WRITTEN EXERCISE: Repeat the records below exactly as they appear.

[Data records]

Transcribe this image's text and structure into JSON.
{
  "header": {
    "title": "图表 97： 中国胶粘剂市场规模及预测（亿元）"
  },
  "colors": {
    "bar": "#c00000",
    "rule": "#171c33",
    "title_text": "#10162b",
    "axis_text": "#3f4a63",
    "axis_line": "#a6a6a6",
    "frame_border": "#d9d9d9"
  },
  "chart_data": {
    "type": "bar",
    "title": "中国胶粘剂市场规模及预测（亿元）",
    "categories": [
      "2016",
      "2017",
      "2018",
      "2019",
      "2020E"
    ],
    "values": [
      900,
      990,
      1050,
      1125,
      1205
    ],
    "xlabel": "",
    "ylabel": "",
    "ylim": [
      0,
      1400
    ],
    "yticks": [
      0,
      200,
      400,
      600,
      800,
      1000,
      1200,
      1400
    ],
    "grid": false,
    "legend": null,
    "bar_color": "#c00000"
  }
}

EXERCISE ANSWER:
Transcribe this image's text and structure into JSON.
{
  "header": {
    "title": "图表 97： 中国胶粘剂市场规模及预测（亿元）"
  },
  "colors": {
    "bar": "#c00000",
    "rule": "#171c33",
    "title_text": "#10162b",
    "axis_text": "#3f4a63",
    "axis_line": "#a6a6a6",
    "frame_border": "#d9d9d9"
  },
  "chart_data": {
    "type": "bar",
    "title": "中国胶粘剂市场规模及预测（亿元）",
    "categories": [
      "2016",
      "2017",
      "2018",
      "2019",
      "2020E"
    ],
    "values": [
      900,
      990,
      1050,
      1125,
      1205
    ],
    "xlabel": "",
    "ylabel": "",
    "ylim": [
      0,
      1400
    ],
    "yticks": [
      0,
      200,
      400,
      600,
      800,
      1000,
      1200,
      1400
    ],
    "grid": false,
    "legend": null,
    "bar_color": "#c00000"
  }
}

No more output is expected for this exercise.